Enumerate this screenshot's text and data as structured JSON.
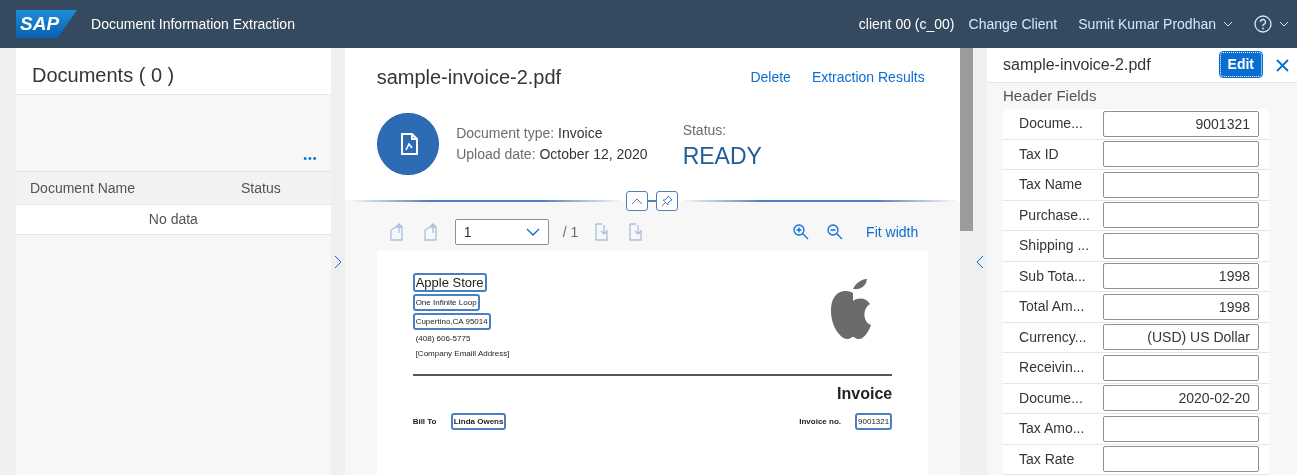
{
  "shell": {
    "logo": "SAP",
    "title": "Document Information Extraction",
    "client": "client 00 (c_00)",
    "change_client": "Change Client",
    "user": "Sumit Kumar Prodhan"
  },
  "documents": {
    "title": "Documents ( 0 )",
    "more": "•••",
    "columns": [
      "Document Name",
      "Status"
    ],
    "empty": "No data"
  },
  "detail": {
    "title": "sample-invoice-2.pdf",
    "actions": [
      "Delete",
      "Extraction Results"
    ],
    "type_label": "Document type:",
    "type_value": "Invoice",
    "date_label": "Upload date:",
    "date_value": "October 12, 2020",
    "status_label": "Status:",
    "status_value": "READY",
    "toolbar": {
      "page": "1",
      "page_count": "/ 1",
      "fit": "Fit width"
    },
    "invoice": {
      "lines": [
        {
          "text": "Apple Store",
          "kind": "name",
          "highlighted": true
        },
        {
          "text": "One Infinite Loop",
          "kind": "line",
          "highlighted": true
        },
        {
          "text": "Cupertino,CA 95014",
          "kind": "line",
          "highlighted": true
        },
        {
          "text": "(408) 606-5775",
          "kind": "line",
          "highlighted": false
        },
        {
          "text": "[Company Emaill Address]",
          "kind": "line",
          "highlighted": false
        }
      ],
      "heading": "Invoice",
      "bill_to_label": "Bill To",
      "bill_to": "Linda Owens",
      "invoice_no_label": "Invoice no.",
      "invoice_no": "9001321"
    }
  },
  "extraction": {
    "title": "sample-invoice-2.pdf",
    "edit": "Edit",
    "section": "Header Fields",
    "fields": [
      {
        "label": "Docume...",
        "value": "9001321"
      },
      {
        "label": "Tax ID"
      },
      {
        "label": "Tax Name"
      },
      {
        "label": "Purchase..."
      },
      {
        "label": "Shipping ..."
      },
      {
        "label": "Sub Tota...",
        "value": "1998"
      },
      {
        "label": "Total Am...",
        "value": "1998"
      },
      {
        "label": "Currency...",
        "value": "(USD) US Dollar"
      },
      {
        "label": "Receivin..."
      },
      {
        "label": "Docume...",
        "value": "2020-02-20"
      },
      {
        "label": "Tax Amo..."
      },
      {
        "label": "Tax Rate"
      }
    ]
  }
}
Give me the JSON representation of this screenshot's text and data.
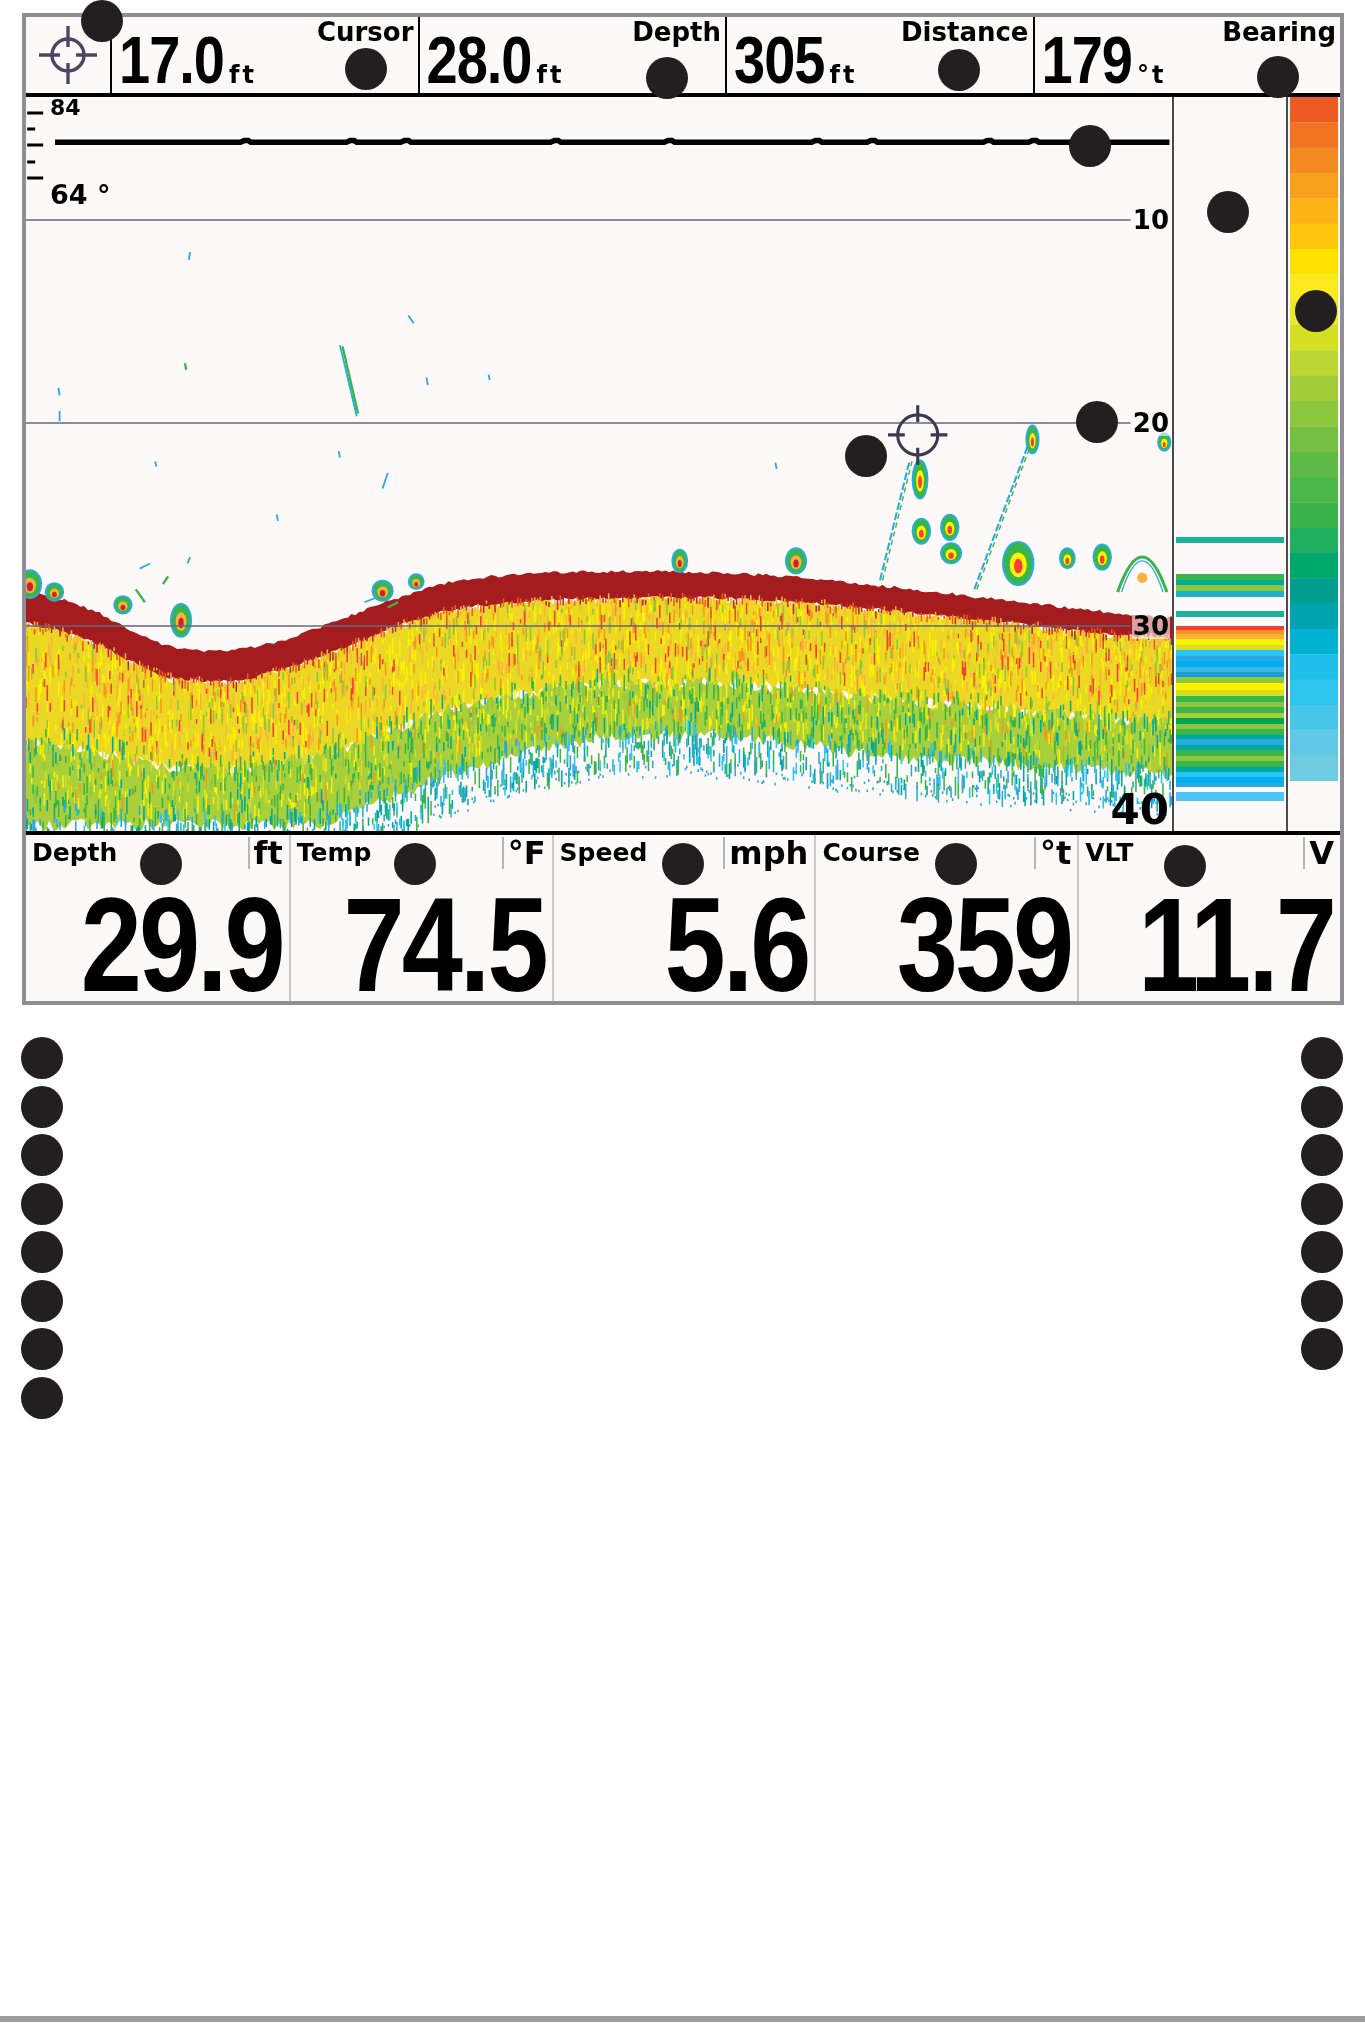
{
  "top_bar": {
    "readouts": [
      {
        "value": "17.0",
        "unit": "ft"
      },
      {
        "value": "28.0",
        "unit": "ft"
      },
      {
        "value": "305",
        "unit": "ft"
      },
      {
        "value": "179",
        "unit": "°t"
      }
    ],
    "labels": [
      "Cursor",
      "Depth",
      "Distance",
      "Bearing"
    ]
  },
  "sonar": {
    "temperature_graph": {
      "top_label": "84",
      "bottom_label": "64 °"
    },
    "depth_labels": [
      "10",
      "20",
      "30",
      "40"
    ]
  },
  "data_boxes": [
    {
      "label": "Depth",
      "unit": "ft",
      "value": "29.9"
    },
    {
      "label": "Temp",
      "unit": "°F",
      "value": "74.5"
    },
    {
      "label": "Speed",
      "unit": "mph",
      "value": "5.6"
    },
    {
      "label": "Course",
      "unit": "°t",
      "value": "359"
    },
    {
      "label": "VLT",
      "unit": "V",
      "value": "11.7"
    }
  ]
}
= = = =
**The problem**: Count up every line above that has the word "title" in it; answer with the number alone.

**Solution**: 4